Data records
◇ ◇ ◇
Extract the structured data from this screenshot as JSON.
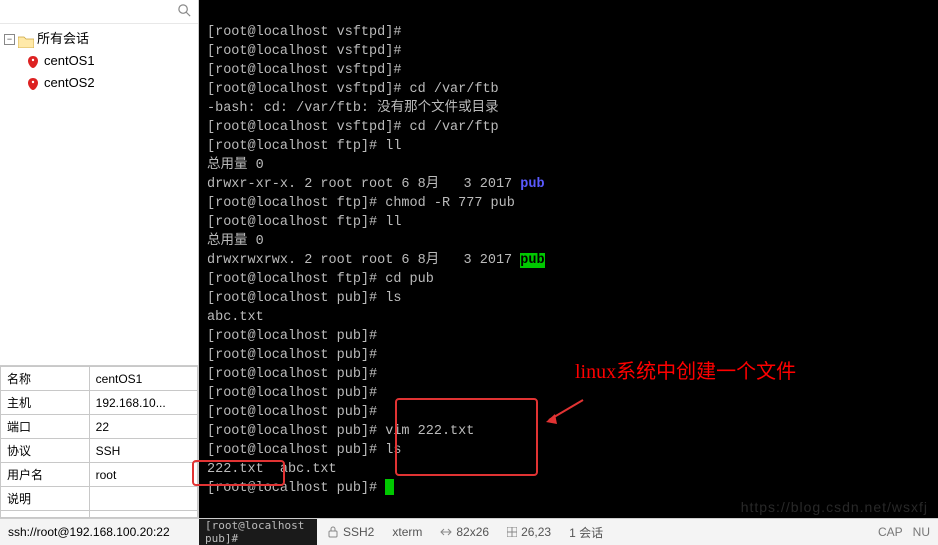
{
  "sidebar": {
    "root_label": "所有会话",
    "sessions": [
      {
        "name": "centOS1"
      },
      {
        "name": "centOS2"
      }
    ]
  },
  "props": {
    "rows": [
      {
        "label": "名称",
        "value": "centOS1"
      },
      {
        "label": "主机",
        "value": "192.168.10..."
      },
      {
        "label": "端口",
        "value": "22"
      },
      {
        "label": "协议",
        "value": "SSH"
      },
      {
        "label": "用户名",
        "value": "root"
      },
      {
        "label": "说明",
        "value": ""
      }
    ]
  },
  "terminal": {
    "lines": [
      "[root@localhost vsftpd]#",
      "[root@localhost vsftpd]#",
      "[root@localhost vsftpd]#",
      "[root@localhost vsftpd]# cd /var/ftb",
      "-bash: cd: /var/ftb: 没有那个文件或目录",
      "[root@localhost vsftpd]# cd /var/ftp",
      "[root@localhost ftp]# ll",
      "总用量 0",
      "drwxr-xr-x. 2 root root 6 8月   3 2017 ",
      "[root@localhost ftp]# chmod -R 777 pub",
      "[root@localhost ftp]# ll",
      "总用量 0",
      "drwxrwxrwx. 2 root root 6 8月   3 2017 ",
      "[root@localhost ftp]# cd pub",
      "[root@localhost pub]# ls",
      "abc.txt",
      "[root@localhost pub]#",
      "[root@localhost pub]#",
      "[root@localhost pub]#",
      "[root@localhost pub]#",
      "[root@localhost pub]#",
      "[root@localhost pub]# vim 222.txt",
      "[root@localhost pub]# ls",
      "222.txt  abc.txt",
      "[root@localhost pub]# "
    ],
    "pub1": "pub",
    "pub2": "pub"
  },
  "annotation": "linux系统中创建一个文件",
  "status": {
    "connection": "ssh://root@192.168.100.20:22",
    "dark_strip": "[root@localhost pub]#",
    "proto": "SSH2",
    "term": "xterm",
    "size": "82x26",
    "cursor": "26,23",
    "sessions": "1 会话",
    "cap": "CAP",
    "num": "NU"
  },
  "watermark": "https://blog.csdn.net/wsxfj"
}
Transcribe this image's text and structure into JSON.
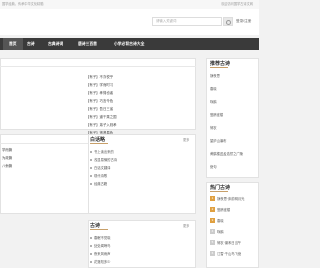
{
  "topbar": {
    "left_text": "国学经典，传承中华文化精髓",
    "right_text": "欢迎访问国学古诗文网"
  },
  "search": {
    "placeholder": "请输入关键词",
    "login": "登录/注册"
  },
  "nav": {
    "items": [
      "首页",
      "古诗",
      "古典诗词",
      "唐诗三百首",
      "小学必背古诗大全"
    ]
  },
  "poems": {
    "items": [
      "【有子】不亦悦乎",
      "【有子】学而时习",
      "【有子】孝悌也者",
      "【有子】巧言令色",
      "【有子】吾日三省",
      "【有子】道千乘之国",
      "【有子】弟子入则孝",
      "【有子】贤贤易色",
      "【有子】君子不重",
      "【有子】慎终追远",
      "【有子】夫子至于是邦",
      "【有子】父在观其志",
      "【有子】礼之用"
    ]
  },
  "sidebar1": {
    "title": "推荐古诗",
    "items": [
      "静夜思",
      "春晓",
      "咏鹅",
      "登鹳雀楼",
      "悯农",
      "望庐山瀑布",
      "黄鹤楼送孟浩然之广陵",
      "绝句"
    ]
  },
  "section_ziyu": {
    "title": "白话略",
    "more": "更多",
    "items": [
      "书上读出来的",
      "浅显易懂的古诗",
      "白话文翻译",
      "现代诗歌",
      "经典古籍"
    ]
  },
  "left_mid": {
    "more": "更多",
    "items": [
      "学而篇",
      "为政篇",
      "八佾篇"
    ]
  },
  "section_gushi": {
    "title": "古诗",
    "more": "更多",
    "items": [
      "春眠不觉晓",
      "处处闻啼鸟",
      "夜来风雨声",
      "花落知多少"
    ]
  },
  "sidebar2": {
    "title": "热门古诗",
    "ranks": [
      "1",
      "2",
      "3",
      "4",
      "5",
      "6"
    ],
    "items": [
      "静夜思·床前明月光",
      "登鹳雀楼",
      "春晓",
      "咏鹅",
      "悯农·锄禾日当午",
      "江雪·千山鸟飞绝"
    ]
  },
  "colors": {
    "nav_bg": "#3a3a3a",
    "accent": "#c8a06a",
    "hot": "#e0a040"
  }
}
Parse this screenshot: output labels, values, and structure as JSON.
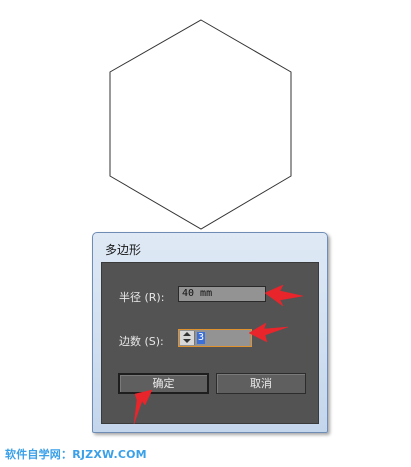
{
  "dialog": {
    "title": "多边形",
    "radius_label": "半径 (R):",
    "radius_value": "40 mm",
    "sides_label": "边数 (S):",
    "sides_value": "3",
    "ok_label": "确定",
    "cancel_label": "取消"
  },
  "canvas": {
    "shape": "hexagon",
    "stroke_color": "#333333"
  },
  "annotations": {
    "arrow_color": "#e8252b"
  },
  "watermark": {
    "text": "软件自学网：RJZXW.COM",
    "color": "#3aa0e8"
  }
}
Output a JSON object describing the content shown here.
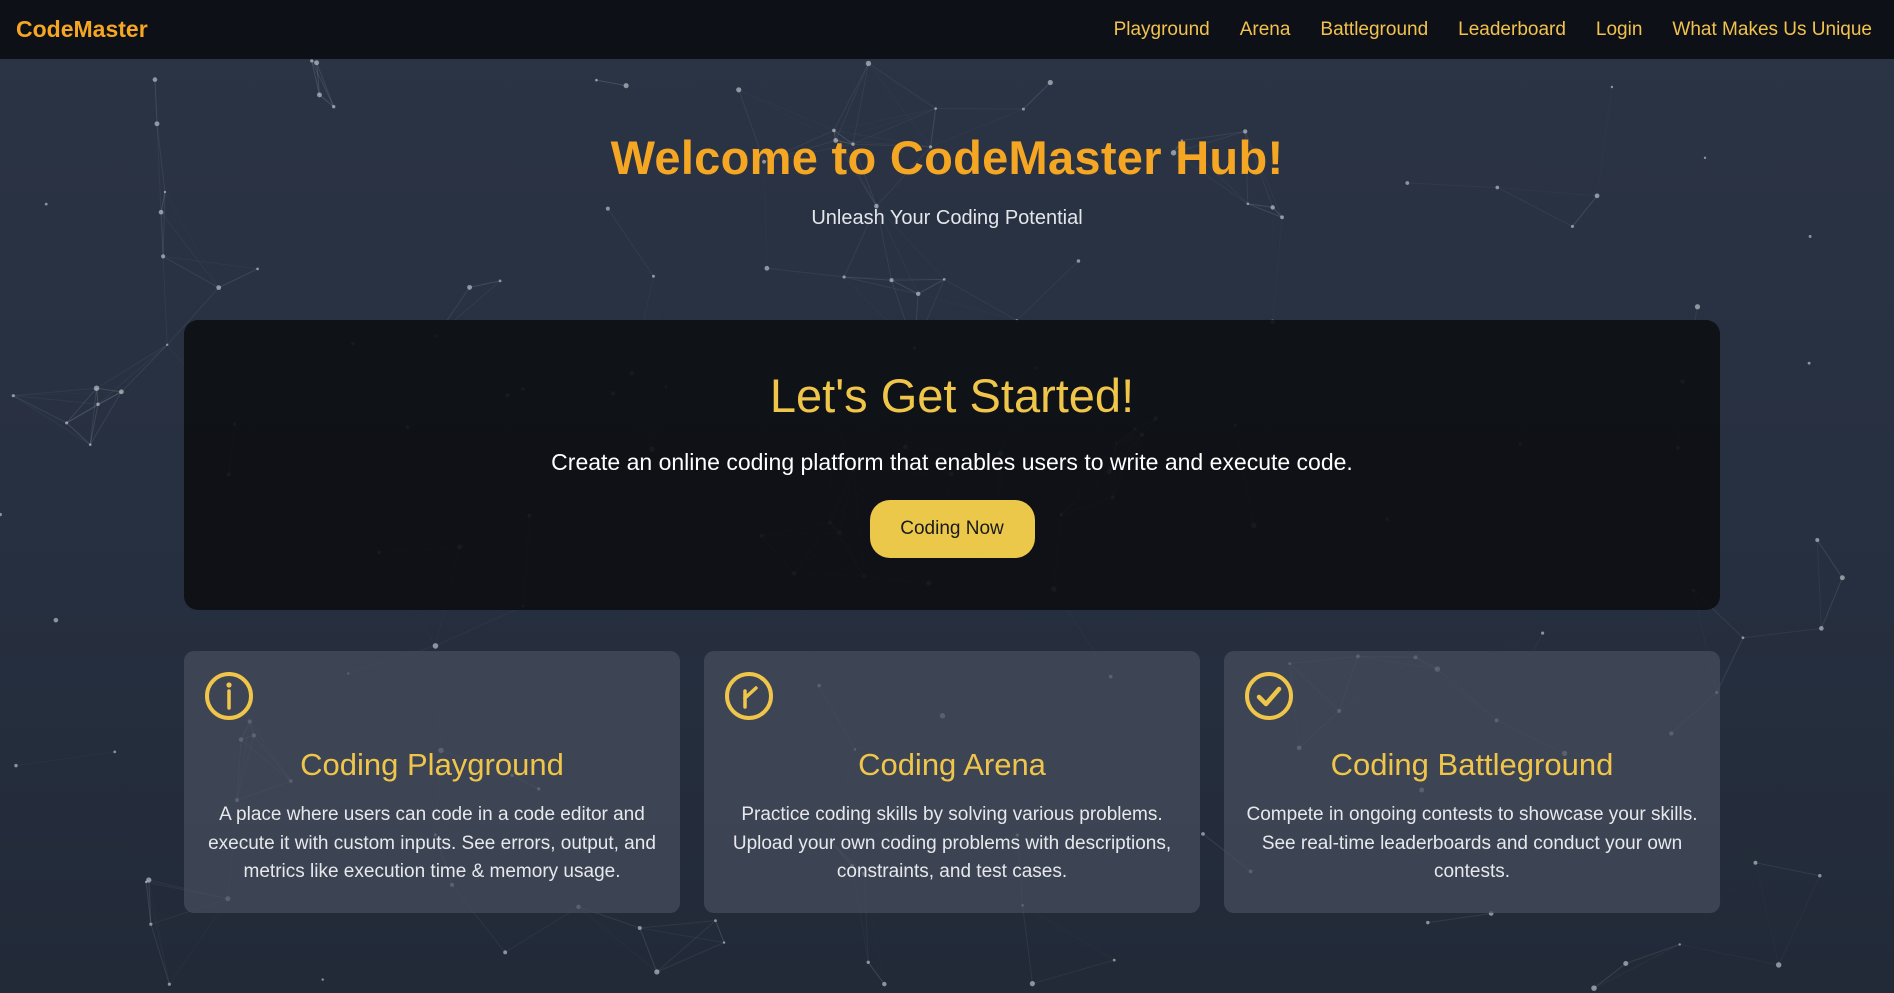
{
  "nav": {
    "brand": "CodeMaster",
    "links": [
      "Playground",
      "Arena",
      "Battleground",
      "Leaderboard",
      "Login",
      "What Makes Us Unique"
    ]
  },
  "hero": {
    "title": "Welcome to CodeMaster Hub!",
    "subtitle": "Unleash Your Coding Potential"
  },
  "start": {
    "heading": "Let's Get Started!",
    "description": "Create an online coding platform that enables users to write and execute code.",
    "button": "Coding Now"
  },
  "cards": [
    {
      "icon": "info-icon",
      "title": "Coding Playground",
      "text": "A place where users can code in a code editor and execute it with custom inputs. See errors, output, and metrics like execution time & memory usage."
    },
    {
      "icon": "clock-icon",
      "title": "Coding Arena",
      "text": "Practice coding skills by solving various problems. Upload your own coding problems with descriptions, constraints, and test cases."
    },
    {
      "icon": "check-circle-icon",
      "title": "Coding Battleground",
      "text": "Compete in ongoing contests to showcase your skills. See real-time leaderboards and conduct your own contests."
    }
  ],
  "colors": {
    "brand_orange": "#f5a623",
    "accent_yellow": "#efc54a",
    "button_yellow": "#ecc84a",
    "navbar_bg": "#0d1117",
    "page_bg": "#2b3445"
  }
}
◇ ◇ ◇
__WHAT IS REQUIRED__
Set down all the entries exactly as they appear, but skip any pictures.

__COMPLETED TASK__
Extract the structured data from this screenshot as JSON.
{
  "sidebar": {
    "root_label": "所有会话",
    "sessions": [
      {
        "name": "centOS1"
      },
      {
        "name": "centOS2"
      }
    ]
  },
  "props": {
    "rows": [
      {
        "label": "名称",
        "value": "centOS1"
      },
      {
        "label": "主机",
        "value": "192.168.10..."
      },
      {
        "label": "端口",
        "value": "22"
      },
      {
        "label": "协议",
        "value": "SSH"
      },
      {
        "label": "用户名",
        "value": "root"
      },
      {
        "label": "说明",
        "value": ""
      }
    ]
  },
  "terminal": {
    "lines": [
      "[root@localhost vsftpd]#",
      "[root@localhost vsftpd]#",
      "[root@localhost vsftpd]#",
      "[root@localhost vsftpd]# cd /var/ftb",
      "-bash: cd: /var/ftb: 没有那个文件或目录",
      "[root@localhost vsftpd]# cd /var/ftp",
      "[root@localhost ftp]# ll",
      "总用量 0",
      "drwxr-xr-x. 2 root root 6 8月   3 2017 ",
      "[root@localhost ftp]# chmod -R 777 pub",
      "[root@localhost ftp]# ll",
      "总用量 0",
      "drwxrwxrwx. 2 root root 6 8月   3 2017 ",
      "[root@localhost ftp]# cd pub",
      "[root@localhost pub]# ls",
      "abc.txt",
      "[root@localhost pub]#",
      "[root@localhost pub]#",
      "[root@localhost pub]#",
      "[root@localhost pub]#",
      "[root@localhost pub]#",
      "[root@localhost pub]# vim 222.txt",
      "[root@localhost pub]# ls",
      "222.txt  abc.txt",
      "[root@localhost pub]# "
    ],
    "pub1": "pub",
    "pub2": "pub"
  },
  "annotation": "linux系统中创建一个文件",
  "status": {
    "connection": "ssh://root@192.168.100.20:22",
    "dark_strip": "[root@localhost pub]#",
    "proto": "SSH2",
    "term": "xterm",
    "size": "82x26",
    "cursor": "26,23",
    "sessions": "1 会话",
    "cap": "CAP",
    "num": "NU"
  },
  "watermark": "https://blog.csdn.net/wsxfj"
}
Transcribe this image's text and structure into JSON.
{
  "topbar": {
    "left_text": "国学经典，传承中华文化精髓",
    "right_text": "欢迎访问国学古诗文网"
  },
  "search": {
    "placeholder": "请输入关键词",
    "login": "登录/注册"
  },
  "nav": {
    "items": [
      "首页",
      "古诗",
      "古典诗词",
      "唐诗三百首",
      "小学必背古诗大全"
    ]
  },
  "poems": {
    "items": [
      "【有子】不亦悦乎",
      "【有子】学而时习",
      "【有子】孝悌也者",
      "【有子】巧言令色",
      "【有子】吾日三省",
      "【有子】道千乘之国",
      "【有子】弟子入则孝",
      "【有子】贤贤易色",
      "【有子】君子不重",
      "【有子】慎终追远",
      "【有子】夫子至于是邦",
      "【有子】父在观其志",
      "【有子】礼之用"
    ]
  },
  "sidebar1": {
    "title": "推荐古诗",
    "items": [
      "静夜思",
      "春晓",
      "咏鹅",
      "登鹳雀楼",
      "悯农",
      "望庐山瀑布",
      "黄鹤楼送孟浩然之广陵",
      "绝句"
    ]
  },
  "section_ziyu": {
    "title": "白话略",
    "more": "更多",
    "items": [
      "书上读出来的",
      "浅显易懂的古诗",
      "白话文翻译",
      "现代诗歌",
      "经典古籍"
    ]
  },
  "left_mid": {
    "more": "更多",
    "items": [
      "学而篇",
      "为政篇",
      "八佾篇"
    ]
  },
  "section_gushi": {
    "title": "古诗",
    "more": "更多",
    "items": [
      "春眠不觉晓",
      "处处闻啼鸟",
      "夜来风雨声",
      "花落知多少"
    ]
  },
  "sidebar2": {
    "title": "热门古诗",
    "ranks": [
      "1",
      "2",
      "3",
      "4",
      "5",
      "6"
    ],
    "items": [
      "静夜思·床前明月光",
      "登鹳雀楼",
      "春晓",
      "咏鹅",
      "悯农·锄禾日当午",
      "江雪·千山鸟飞绝"
    ]
  },
  "colors": {
    "nav_bg": "#3a3a3a",
    "accent": "#c8a06a",
    "hot": "#e0a040"
  }
}
Parse this screenshot: output labels, values, and structure as JSON.
{
  "dialog": {
    "title": "多边形",
    "radius_label": "半径 (R):",
    "radius_value": "40 mm",
    "sides_label": "边数 (S):",
    "sides_value": "3",
    "ok_label": "确定",
    "cancel_label": "取消"
  },
  "canvas": {
    "shape": "hexagon",
    "stroke_color": "#333333"
  },
  "annotations": {
    "arrow_color": "#e8252b"
  },
  "watermark": {
    "text": "软件自学网：RJZXW.COM",
    "color": "#3aa0e8"
  }
}
Output a JSON object describing the content shown here.
{
  "nav": {
    "brand": "CodeMaster",
    "links": [
      "Playground",
      "Arena",
      "Battleground",
      "Leaderboard",
      "Login",
      "What Makes Us Unique"
    ]
  },
  "hero": {
    "title": "Welcome to CodeMaster Hub!",
    "subtitle": "Unleash Your Coding Potential"
  },
  "start": {
    "heading": "Let's Get Started!",
    "description": "Create an online coding platform that enables users to write and execute code.",
    "button": "Coding Now"
  },
  "cards": [
    {
      "icon": "info-icon",
      "title": "Coding Playground",
      "text": "A place where users can code in a code editor and execute it with custom inputs. See errors, output, and metrics like execution time & memory usage."
    },
    {
      "icon": "clock-icon",
      "title": "Coding Arena",
      "text": "Practice coding skills by solving various problems. Upload your own coding problems with descriptions, constraints, and test cases."
    },
    {
      "icon": "check-circle-icon",
      "title": "Coding Battleground",
      "text": "Compete in ongoing contests to showcase your skills. See real-time leaderboards and conduct your own contests."
    }
  ],
  "colors": {
    "brand_orange": "#f5a623",
    "accent_yellow": "#efc54a",
    "button_yellow": "#ecc84a",
    "navbar_bg": "#0d1117",
    "page_bg": "#2b3445"
  }
}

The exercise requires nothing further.